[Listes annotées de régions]
-*-

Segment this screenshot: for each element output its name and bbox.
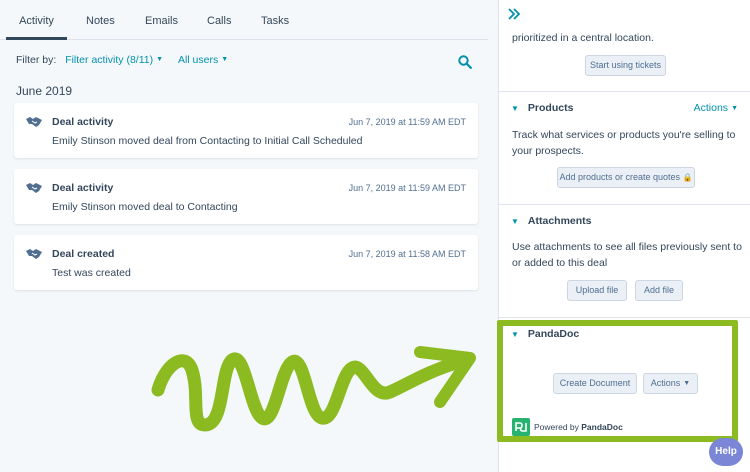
products-title: Products <box>527 102 574 114</box>
create-document-button[interactable]: Create Document <box>553 373 637 394</box>
actions-label: Actions <box>650 378 681 388</box>
activity-title: Deal activity <box>52 182 114 194</box>
add-file-button[interactable]: Add file <box>635 280 683 301</box>
activity-description: Test was created <box>52 267 131 279</box>
pandadoc-title: PandaDoc <box>527 328 580 340</box>
activity-description: Emily Stinson moved deal from Contacting… <box>52 135 363 147</box>
activity-filter-dropdown[interactable]: Filter activity (8/11) ▼ <box>65 54 163 66</box>
filter-row: Filter by: Filter activity (8/11) ▼ All u… <box>16 54 228 68</box>
caret-down-icon: ▼ <box>683 380 691 387</box>
attachments-title: Attachments <box>527 215 592 227</box>
activity-filter-label: Filter activity (8/11) <box>65 54 154 66</box>
pandadoc-logo <box>512 418 530 436</box>
attachments-text: Use attachments to see all files previou… <box>512 241 742 269</box>
caret-down-icon: ▼ <box>156 56 164 63</box>
activity-card[interactable]: Deal created Jun 7, 2019 at 11:58 AM EDT… <box>14 235 478 290</box>
tab-tasks[interactable]: Tasks <box>261 0 289 40</box>
activity-card[interactable]: Deal activity Jun 7, 2019 at 11:59 AM ED… <box>14 103 478 158</box>
upload-file-button[interactable]: Upload file <box>567 280 627 301</box>
powered-by-brand: PandaDoc <box>581 422 623 432</box>
add-products-label: Add products or create quotes <box>559 172 681 182</box>
help-button[interactable]: Help <box>709 438 743 466</box>
tab-emails[interactable]: Emails <box>145 0 178 40</box>
activity-timestamp: Jun 7, 2019 at 11:58 AM EDT <box>348 249 466 259</box>
search-icon[interactable] <box>458 55 472 69</box>
products-text: Track what services or products you're s… <box>512 129 736 157</box>
caret-down-icon: ▼ <box>221 56 229 63</box>
pandadoc-section-toggle[interactable]: ▼ PandaDoc <box>511 328 579 340</box>
sidebar: prioritized in a central location. Start… <box>498 0 750 472</box>
powered-by-label: Powered by <box>534 422 579 432</box>
activity-timestamp: Jun 7, 2019 at 11:59 AM EDT <box>348 117 466 127</box>
filter-label: Filter by: <box>16 54 57 66</box>
users-filter-label: All users <box>177 54 219 66</box>
month-heading: June 2019 <box>16 84 73 98</box>
pandadoc-logo-icon <box>515 422 527 432</box>
activity-timestamp: Jun 7, 2019 at 11:59 AM EDT <box>348 183 466 193</box>
tab-bar: Activity Notes Emails Calls Tasks <box>0 0 488 40</box>
actions-label: Actions <box>693 102 729 114</box>
tab-notes[interactable]: Notes <box>86 0 115 40</box>
users-filter-dropdown[interactable]: All users ▼ <box>178 54 228 66</box>
attachments-section-toggle[interactable]: ▼ Attachments <box>511 215 592 227</box>
products-actions-dropdown[interactable]: Actions ▼ <box>694 102 738 114</box>
activity-title: Deal activity <box>52 116 114 128</box>
activity-pane: Activity Notes Emails Calls Tasks Filter… <box>0 0 498 472</box>
pandadoc-actions-button[interactable]: Actions ▼ <box>643 373 698 394</box>
tickets-text: prioritized in a central location. <box>512 32 654 44</box>
tab-activity[interactable]: Activity <box>6 0 67 40</box>
lock-icon: 🔒 <box>682 173 693 182</box>
divider <box>499 317 750 318</box>
handshake-icon <box>26 117 42 127</box>
double-chevron-right-icon[interactable] <box>507 7 521 21</box>
annotation-arrow <box>151 346 476 432</box>
handshake-icon <box>26 249 42 259</box>
divider <box>499 204 750 205</box>
activity-description: Emily Stinson moved deal to Contacting <box>52 201 238 213</box>
chevron-down-icon: ▼ <box>511 104 519 113</box>
products-section-toggle[interactable]: ▼ Products <box>511 102 573 114</box>
handshake-icon <box>26 183 42 193</box>
add-products-button[interactable]: Add products or create quotes 🔒 <box>557 167 695 188</box>
chevron-down-icon: ▼ <box>511 217 519 226</box>
divider <box>499 91 750 92</box>
start-using-tickets-button[interactable]: Start using tickets <box>585 55 666 76</box>
activity-title: Deal created <box>52 248 115 260</box>
activity-card[interactable]: Deal activity Jun 7, 2019 at 11:59 AM ED… <box>14 169 478 224</box>
chevron-down-icon: ▼ <box>511 330 519 339</box>
caret-down-icon: ▼ <box>731 105 738 112</box>
tab-calls[interactable]: Calls <box>207 0 231 40</box>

-*-

- **CONSIGNE**:
Recopiez à l'identique toutes les lignes de la liste ci-dessus, sans y inclure les images.

- **RÉPONSE RÉDIGÉE**:
Segment this screenshot: for each element output its name and bbox.
products-title: Products <box>527 102 574 114</box>
create-document-button[interactable]: Create Document <box>553 373 637 394</box>
actions-label: Actions <box>650 378 681 388</box>
activity-title: Deal activity <box>52 182 114 194</box>
add-file-button[interactable]: Add file <box>635 280 683 301</box>
activity-description: Test was created <box>52 267 131 279</box>
pandadoc-title: PandaDoc <box>527 328 580 340</box>
activity-description: Emily Stinson moved deal from Contacting… <box>52 135 363 147</box>
activity-filter-dropdown[interactable]: Filter activity (8/11) ▼ <box>65 54 163 66</box>
filter-row: Filter by: Filter activity (8/11) ▼ All u… <box>16 54 228 68</box>
caret-down-icon: ▼ <box>683 380 691 387</box>
attachments-title: Attachments <box>527 215 592 227</box>
activity-filter-label: Filter activity (8/11) <box>65 54 154 66</box>
pandadoc-logo <box>512 418 530 436</box>
attachments-text: Use attachments to see all files previou… <box>512 241 742 269</box>
caret-down-icon: ▼ <box>156 56 164 63</box>
activity-card[interactable]: Deal created Jun 7, 2019 at 11:58 AM EDT… <box>14 235 478 290</box>
tab-tasks[interactable]: Tasks <box>261 0 289 40</box>
activity-card[interactable]: Deal activity Jun 7, 2019 at 11:59 AM ED… <box>14 103 478 158</box>
upload-file-button[interactable]: Upload file <box>567 280 627 301</box>
powered-by-brand: PandaDoc <box>581 422 623 432</box>
add-products-label: Add products or create quotes <box>559 172 681 182</box>
help-button[interactable]: Help <box>709 438 743 466</box>
tab-emails[interactable]: Emails <box>145 0 178 40</box>
activity-timestamp: Jun 7, 2019 at 11:58 AM EDT <box>348 249 466 259</box>
search-icon[interactable] <box>458 55 472 69</box>
products-text: Track what services or products you're s… <box>512 129 736 157</box>
caret-down-icon: ▼ <box>221 56 229 63</box>
pandadoc-section-toggle[interactable]: ▼ PandaDoc <box>511 328 579 340</box>
sidebar: prioritized in a central location. Start… <box>498 0 750 472</box>
powered-by-label: Powered by <box>534 422 579 432</box>
activity-timestamp: Jun 7, 2019 at 11:59 AM EDT <box>348 117 466 127</box>
filter-label: Filter by: <box>16 54 57 66</box>
users-filter-label: All users <box>177 54 219 66</box>
month-heading: June 2019 <box>16 84 73 98</box>
pandadoc-logo-icon <box>515 422 527 432</box>
activity-timestamp: Jun 7, 2019 at 11:59 AM EDT <box>348 183 466 193</box>
tab-bar: Activity Notes Emails Calls Tasks <box>0 0 488 40</box>
actions-label: Actions <box>693 102 729 114</box>
tab-notes[interactable]: Notes <box>86 0 115 40</box>
users-filter-dropdown[interactable]: All users ▼ <box>178 54 228 66</box>
attachments-section-toggle[interactable]: ▼ Attachments <box>511 215 592 227</box>
products-actions-dropdown[interactable]: Actions ▼ <box>694 102 738 114</box>
activity-title: Deal activity <box>52 116 114 128</box>
activity-pane: Activity Notes Emails Calls Tasks Filter… <box>0 0 498 472</box>
pandadoc-actions-button[interactable]: Actions ▼ <box>643 373 698 394</box>
tickets-text: prioritized in a central location. <box>512 32 654 44</box>
tab-activity[interactable]: Activity <box>6 0 67 40</box>
lock-icon: 🔒 <box>682 173 693 182</box>
divider <box>499 317 750 318</box>
handshake-icon <box>26 117 42 127</box>
double-chevron-right-icon[interactable] <box>507 7 521 21</box>
annotation-arrow <box>151 346 476 432</box>
handshake-icon <box>26 249 42 259</box>
divider <box>499 204 750 205</box>
activity-description: Emily Stinson moved deal to Contacting <box>52 201 238 213</box>
chevron-down-icon: ▼ <box>511 104 519 113</box>
products-section-toggle[interactable]: ▼ Products <box>511 102 573 114</box>
handshake-icon <box>26 183 42 193</box>
add-products-button[interactable]: Add products or create quotes 🔒 <box>557 167 695 188</box>
chevron-down-icon: ▼ <box>511 217 519 226</box>
divider <box>499 91 750 92</box>
start-using-tickets-button[interactable]: Start using tickets <box>585 55 666 76</box>
activity-title: Deal created <box>52 248 115 260</box>
activity-card[interactable]: Deal activity Jun 7, 2019 at 11:59 AM ED… <box>14 169 478 224</box>
chevron-down-icon: ▼ <box>511 330 519 339</box>
caret-down-icon: ▼ <box>731 105 738 112</box>
tab-calls[interactable]: Calls <box>207 0 231 40</box>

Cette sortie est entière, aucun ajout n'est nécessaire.